**YOUR OBJECTIVE**
All entries must be repeated exactly; do not include the pictures.

------------

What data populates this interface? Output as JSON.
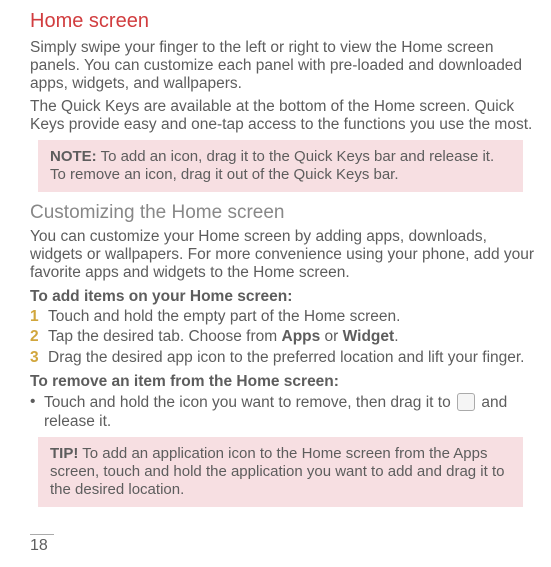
{
  "page_number": "18",
  "section1": {
    "title": "Home screen",
    "p1": "Simply swipe your finger to the left or right to view the Home screen panels. You can customize each panel with pre-loaded and downloaded apps, widgets, and wallpapers.",
    "p2": "The Quick Keys are available at the bottom of the Home screen. Quick Keys provide easy and one-tap access to the functions you use the most."
  },
  "note": {
    "label": "NOTE:",
    "text": " To add an icon, drag it to the Quick Keys bar and release it. To remove an icon, drag it out of the Quick Keys bar."
  },
  "section2": {
    "title": "Customizing the Home screen",
    "p1": "You can customize your Home screen by adding apps, downloads, widgets or wallpapers. For more convenience using your phone, add your favorite apps and widgets to the Home screen.",
    "add_head": "To add items on your Home screen:",
    "steps": [
      {
        "n": "1",
        "text": "Touch and hold the empty part of the Home screen."
      },
      {
        "n": "2",
        "prefix": "Tap the desired tab. Choose from ",
        "bold1": "Apps",
        "mid": " or ",
        "bold2": "Widget",
        "suffix": "."
      },
      {
        "n": "3",
        "text": "Drag the desired app icon to the preferred location and lift your finger."
      }
    ],
    "remove_head": "To remove an item from the Home screen:",
    "remove_bullet": "•",
    "remove_prefix": "Touch and hold the icon you want to remove, then drag it to ",
    "remove_suffix": " and release it."
  },
  "tip": {
    "label": "TIP!",
    "text": " To add an application icon to the Home screen from the Apps screen, touch and hold the application you want to add and drag it to the desired location."
  }
}
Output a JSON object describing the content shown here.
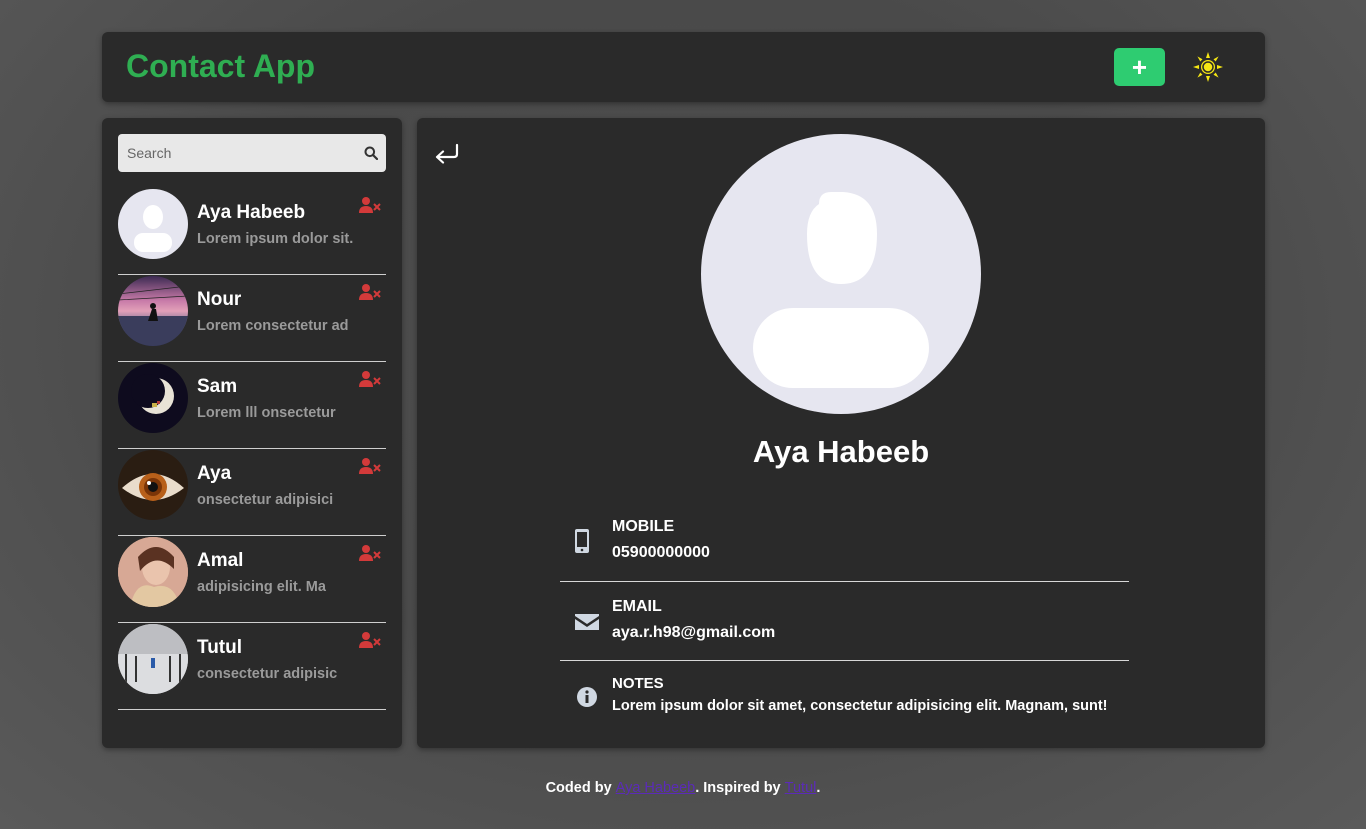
{
  "header": {
    "title": "Contact App",
    "add_label": "+",
    "add_icon": "plus-icon",
    "theme_icon": "sun-icon"
  },
  "colors": {
    "accent": "#2fae52",
    "add_button": "#2ecc71",
    "delete_icon": "#d33a3a",
    "sun": "#f5e614",
    "panel": "#2a2a2a",
    "link": "#5b2bb8"
  },
  "search": {
    "placeholder": "Search",
    "value": "",
    "icon": "search-icon"
  },
  "contacts": [
    {
      "name": "Aya Habeeb",
      "desc": "Lorem ipsum dolor sit."
    },
    {
      "name": "Nour",
      "desc": "Lorem consectetur ad"
    },
    {
      "name": "Sam",
      "desc": "Lorem lll onsectetur"
    },
    {
      "name": "Aya",
      "desc": "onsectetur adipisici"
    },
    {
      "name": "Amal",
      "desc": "adipisicing elit. Ma"
    },
    {
      "name": "Tutul",
      "desc": "consectetur adipisic"
    }
  ],
  "detail": {
    "back_icon": "back-arrow-icon",
    "name": "Aya Habeeb",
    "mobile_label": "MOBILE",
    "mobile_value": "05900000000",
    "email_label": "EMAIL",
    "email_value": "aya.r.h98@gmail.com",
    "notes_label": "NOTES",
    "notes_value": "Lorem ipsum dolor sit amet, consectetur adipisicing elit. Magnam, sunt!"
  },
  "footer": {
    "prefix": "Coded by",
    "author": "Aya Habeeb",
    "middle": ". Inspired by",
    "inspired": "Tutul",
    "suffix": "."
  }
}
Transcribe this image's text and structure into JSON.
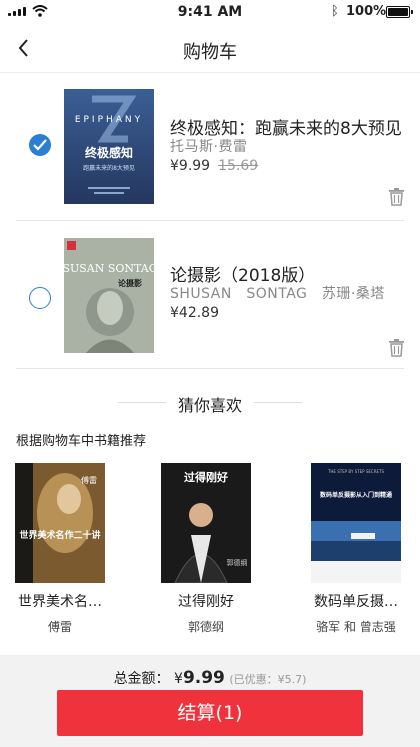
{
  "status_bar": {
    "time": "9:41 AM",
    "battery": "100%"
  },
  "nav": {
    "title": "购物车"
  },
  "cart_items": [
    {
      "name": "终极感知：跑赢未来的8大预见",
      "author": "托马斯·费雷",
      "price": "¥9.99",
      "original_price": "15.69",
      "selected": true,
      "cover": {
        "top_text": "EPIPHANY",
        "title": "终极感知",
        "subtitle": "跑赢未来的8大预见",
        "color": "#2c4a78"
      }
    },
    {
      "name": "论摄影（2018版）",
      "author": "SHUSAN　SONTAG　苏珊·桑塔",
      "price": "¥42.89",
      "selected": false,
      "cover": {
        "top_text": "SUSAN SONTAG",
        "title": "论摄影",
        "color": "#a9b1a5"
      }
    }
  ],
  "recommend": {
    "heading": "猜你喜欢",
    "subheading": "根据购物车中书籍推荐",
    "books": [
      {
        "title": "世界美术名…",
        "author": "傅雷",
        "cover_text": "世界美术名作二十讲",
        "cover_sub": "傅雷"
      },
      {
        "title": "过得刚好",
        "author": "郭德纲",
        "cover_text": "过得刚好",
        "cover_sub": "郭德纲"
      },
      {
        "title": "数码单反摄…",
        "author": "骆军 和 曾志强",
        "cover_text": "数码单反摄影从入门到精通",
        "cover_sub": "THE STEP BY STEP SECRETS"
      }
    ]
  },
  "summary": {
    "total_label": "总金额：",
    "currency": "¥",
    "total": "9.99",
    "discount": "(已优惠：¥5.7)",
    "checkout_label": "结算(1)"
  },
  "colors": {
    "accent": "#f0323c",
    "check": "#2b7fd3"
  }
}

------------

**RESPONSE TO THIS TASK**
What data populates this interface? Output as JSON.
{
  "page_number": "18",
  "section1": {
    "title": "Home screen",
    "p1": "Simply swipe your finger to the left or right to view the Home screen panels. You can customize each panel with pre-loaded and downloaded apps, widgets, and wallpapers.",
    "p2": "The Quick Keys are available at the bottom of the Home screen. Quick Keys provide easy and one-tap access to the functions you use the most."
  },
  "note": {
    "label": "NOTE:",
    "text": " To add an icon, drag it to the Quick Keys bar and release it. To remove an icon, drag it out of the Quick Keys bar."
  },
  "section2": {
    "title": "Customizing the Home screen",
    "p1": "You can customize your Home screen by adding apps, downloads, widgets or wallpapers. For more convenience using your phone, add your favorite apps and widgets to the Home screen.",
    "add_head": "To add items on your Home screen:",
    "steps": [
      {
        "n": "1",
        "text": "Touch and hold the empty part of the Home screen."
      },
      {
        "n": "2",
        "prefix": "Tap the desired tab. Choose from ",
        "bold1": "Apps",
        "mid": " or ",
        "bold2": "Widget",
        "suffix": "."
      },
      {
        "n": "3",
        "text": "Drag the desired app icon to the preferred location and lift your finger."
      }
    ],
    "remove_head": "To remove an item from the Home screen:",
    "remove_bullet": "•",
    "remove_prefix": "Touch and hold the icon you want to remove, then drag it to ",
    "remove_suffix": " and release it."
  },
  "tip": {
    "label": "TIP!",
    "text": " To add an application icon to the Home screen from the Apps screen, touch and hold the application you want to add and drag it to the desired location."
  }
}
Output a JSON object describing the content shown here.
{
  "header": {
    "title": "Contact App",
    "add_label": "+",
    "add_icon": "plus-icon",
    "theme_icon": "sun-icon"
  },
  "colors": {
    "accent": "#2fae52",
    "add_button": "#2ecc71",
    "delete_icon": "#d33a3a",
    "sun": "#f5e614",
    "panel": "#2a2a2a",
    "link": "#5b2bb8"
  },
  "search": {
    "placeholder": "Search",
    "value": "",
    "icon": "search-icon"
  },
  "contacts": [
    {
      "name": "Aya Habeeb",
      "desc": "Lorem ipsum dolor sit."
    },
    {
      "name": "Nour",
      "desc": "Lorem consectetur ad"
    },
    {
      "name": "Sam",
      "desc": "Lorem lll onsectetur"
    },
    {
      "name": "Aya",
      "desc": "onsectetur adipisici"
    },
    {
      "name": "Amal",
      "desc": "adipisicing elit. Ma"
    },
    {
      "name": "Tutul",
      "desc": "consectetur adipisic"
    }
  ],
  "detail": {
    "back_icon": "back-arrow-icon",
    "name": "Aya Habeeb",
    "mobile_label": "MOBILE",
    "mobile_value": "05900000000",
    "email_label": "EMAIL",
    "email_value": "aya.r.h98@gmail.com",
    "notes_label": "NOTES",
    "notes_value": "Lorem ipsum dolor sit amet, consectetur adipisicing elit. Magnam, sunt!"
  },
  "footer": {
    "prefix": "Coded by",
    "author": "Aya Habeeb",
    "middle": ". Inspired by",
    "inspired": "Tutul",
    "suffix": "."
  }
}
Transcribe this image's text and structure into JSON.
{
  "status_bar": {
    "time": "9:41 AM",
    "battery": "100%"
  },
  "nav": {
    "title": "购物车"
  },
  "cart_items": [
    {
      "name": "终极感知：跑赢未来的8大预见",
      "author": "托马斯·费雷",
      "price": "¥9.99",
      "original_price": "15.69",
      "selected": true,
      "cover": {
        "top_text": "EPIPHANY",
        "title": "终极感知",
        "subtitle": "跑赢未来的8大预见",
        "color": "#2c4a78"
      }
    },
    {
      "name": "论摄影（2018版）",
      "author": "SHUSAN　SONTAG　苏珊·桑塔",
      "price": "¥42.89",
      "selected": false,
      "cover": {
        "top_text": "SUSAN SONTAG",
        "title": "论摄影",
        "color": "#a9b1a5"
      }
    }
  ],
  "recommend": {
    "heading": "猜你喜欢",
    "subheading": "根据购物车中书籍推荐",
    "books": [
      {
        "title": "世界美术名…",
        "author": "傅雷",
        "cover_text": "世界美术名作二十讲",
        "cover_sub": "傅雷"
      },
      {
        "title": "过得刚好",
        "author": "郭德纲",
        "cover_text": "过得刚好",
        "cover_sub": "郭德纲"
      },
      {
        "title": "数码单反摄…",
        "author": "骆军 和 曾志强",
        "cover_text": "数码单反摄影从入门到精通",
        "cover_sub": "THE STEP BY STEP SECRETS"
      }
    ]
  },
  "summary": {
    "total_label": "总金额：",
    "currency": "¥",
    "total": "9.99",
    "discount": "(已优惠：¥5.7)",
    "checkout_label": "结算(1)"
  },
  "colors": {
    "accent": "#f0323c",
    "check": "#2b7fd3"
  }
}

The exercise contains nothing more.